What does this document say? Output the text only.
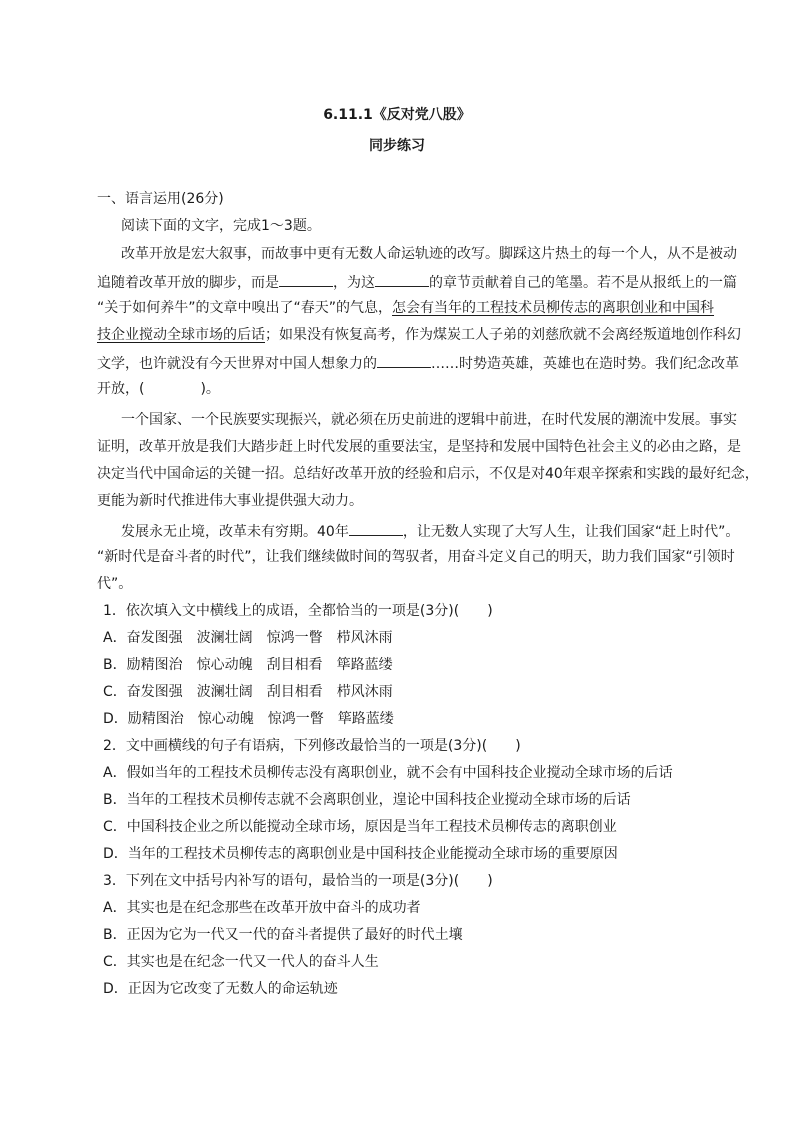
6.11.1《反对党八股》
同步练习
一、语言运用(26分)
阅读下面的文字，完成1～3题。
改革开放是宏大叙事，而故事中更有无数人命运轨迹的改写。脚踩这片热土的每一个人，从不是被动
追随着改革开放的脚步，而是	，为这	的章节贡献着自己的笔墨。若不是从报纸上的一篇
“关于如何养牛”的文章中嗅出了“春天”的气息，怎会有当年的工程技术员柳传志的离职创业和中国科
技企业搅动全球市场的后话；如果没有恢复高考，作为煤炭工人子弟的刘慈欣就不会离经叛道地创作科幻
文学，也许就没有今天世界对中国人想象力的	……时势造英雄，英雄也在造时势。我们纪念改革
开放，(	)。
一个国家、一个民族要实现振兴，就必须在历史前进的逻辑中前进，在时代发展的潮流中发展。事实
证明，改革开放是我们大踏步赶上时代发展的重要法宝，是坚持和发展中国特色社会主义的必由之路，是
决定当代中国命运的关键一招。总结好改革开放的经验和启示，不仅是对40年艰辛探索和实践的最好纪念，
更能为新时代推进伟大事业提供强大动力。
发展永无止境，改革未有穷期。40年	，让无数人实现了大写人生，让我们国家“赶上时代”。
“新时代是奋斗者的时代”，让我们继续做时间的驾驭者，用奋斗定义自己的明天，助力我们国家“引领时
代”。
1．依次填入文中横线上的成语，全都恰当的一项是(3分)(　　)
A．奋发图强　波澜壮阔　惊鸿一瞥　栉风沐雨
B．励精图治　惊心动魄　刮目相看　筚路蓝缕
C．奋发图强　波澜壮阔　刮目相看　栉风沐雨
D．励精图治　惊心动魄　惊鸿一瞥　筚路蓝缕
2．文中画横线的句子有语病，下列修改最恰当的一项是(3分)(　　)
A．假如当年的工程技术员柳传志没有离职创业，就不会有中国科技企业搅动全球市场的后话
B．当年的工程技术员柳传志就不会离职创业，遑论中国科技企业搅动全球市场的后话
C．中国科技企业之所以能搅动全球市场，原因是当年工程技术员柳传志的离职创业
D．当年的工程技术员柳传志的离职创业是中国科技企业能搅动全球市场的重要原因
3．下列在文中括号内补写的语句，最恰当的一项是(3分)(　　)
A．其实也是在纪念那些在改革开放中奋斗的成功者
B．正因为它为一代又一代的奋斗者提供了最好的时代土壤
C．其实也是在纪念一代又一代人的奋斗人生
D．正因为它改变了无数人的命运轨迹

§ §

**TASK:** Every line containing the string "励精图治" must be listed.

**WORKED SOLUTION:**
B．励精图治　惊心动魄　刮目相看　筚路蓝缕
D．励精图治　惊心动魄　惊鸿一瞥　筚路蓝缕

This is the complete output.